Written request - Render the following material again verbatim, leaving nothing out.

-- Begin Information provided --

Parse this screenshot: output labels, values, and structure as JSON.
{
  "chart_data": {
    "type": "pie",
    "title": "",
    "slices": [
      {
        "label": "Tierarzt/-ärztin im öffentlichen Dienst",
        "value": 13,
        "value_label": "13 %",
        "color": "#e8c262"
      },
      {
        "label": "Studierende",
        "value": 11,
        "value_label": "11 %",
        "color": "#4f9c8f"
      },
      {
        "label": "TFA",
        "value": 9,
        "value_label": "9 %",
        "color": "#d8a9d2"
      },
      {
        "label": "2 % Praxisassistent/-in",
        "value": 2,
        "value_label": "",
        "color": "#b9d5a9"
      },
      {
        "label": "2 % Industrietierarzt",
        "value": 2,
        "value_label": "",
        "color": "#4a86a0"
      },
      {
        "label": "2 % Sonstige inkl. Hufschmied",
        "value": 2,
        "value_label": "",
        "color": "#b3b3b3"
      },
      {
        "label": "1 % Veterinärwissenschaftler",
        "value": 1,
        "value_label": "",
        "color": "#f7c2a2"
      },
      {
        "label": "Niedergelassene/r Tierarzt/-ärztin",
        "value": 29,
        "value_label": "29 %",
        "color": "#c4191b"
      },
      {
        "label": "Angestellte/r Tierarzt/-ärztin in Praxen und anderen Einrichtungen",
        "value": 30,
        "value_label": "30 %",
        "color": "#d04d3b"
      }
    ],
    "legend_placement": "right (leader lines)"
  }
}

-- End Information provided --

Complete output -
Parse this screenshot: output labels, values, and structure as JSON.
{
  "chart_data": {
    "type": "pie",
    "title": "",
    "slices": [
      {
        "label": "Tierarzt/-ärztin im öffentlichen Dienst",
        "value": 13,
        "value_label": "13 %",
        "color": "#e8c262"
      },
      {
        "label": "Studierende",
        "value": 11,
        "value_label": "11 %",
        "color": "#4f9c8f"
      },
      {
        "label": "TFA",
        "value": 9,
        "value_label": "9 %",
        "color": "#d8a9d2"
      },
      {
        "label": "2 % Praxisassistent/-in",
        "value": 2,
        "value_label": "",
        "color": "#b9d5a9"
      },
      {
        "label": "2 % Industrietierarzt",
        "value": 2,
        "value_label": "",
        "color": "#4a86a0"
      },
      {
        "label": "2 % Sonstige inkl. Hufschmied",
        "value": 2,
        "value_label": "",
        "color": "#b3b3b3"
      },
      {
        "label": "1 % Veterinärwissenschaftler",
        "value": 1,
        "value_label": "",
        "color": "#f7c2a2"
      },
      {
        "label": "Niedergelassene/r Tierarzt/-ärztin",
        "value": 29,
        "value_label": "29 %",
        "color": "#c4191b"
      },
      {
        "label": "Angestellte/r Tierarzt/-ärztin in Praxen und anderen Einrichtungen",
        "value": 30,
        "value_label": "30 %",
        "color": "#d04d3b"
      }
    ],
    "legend_placement": "right (leader lines)"
  }
}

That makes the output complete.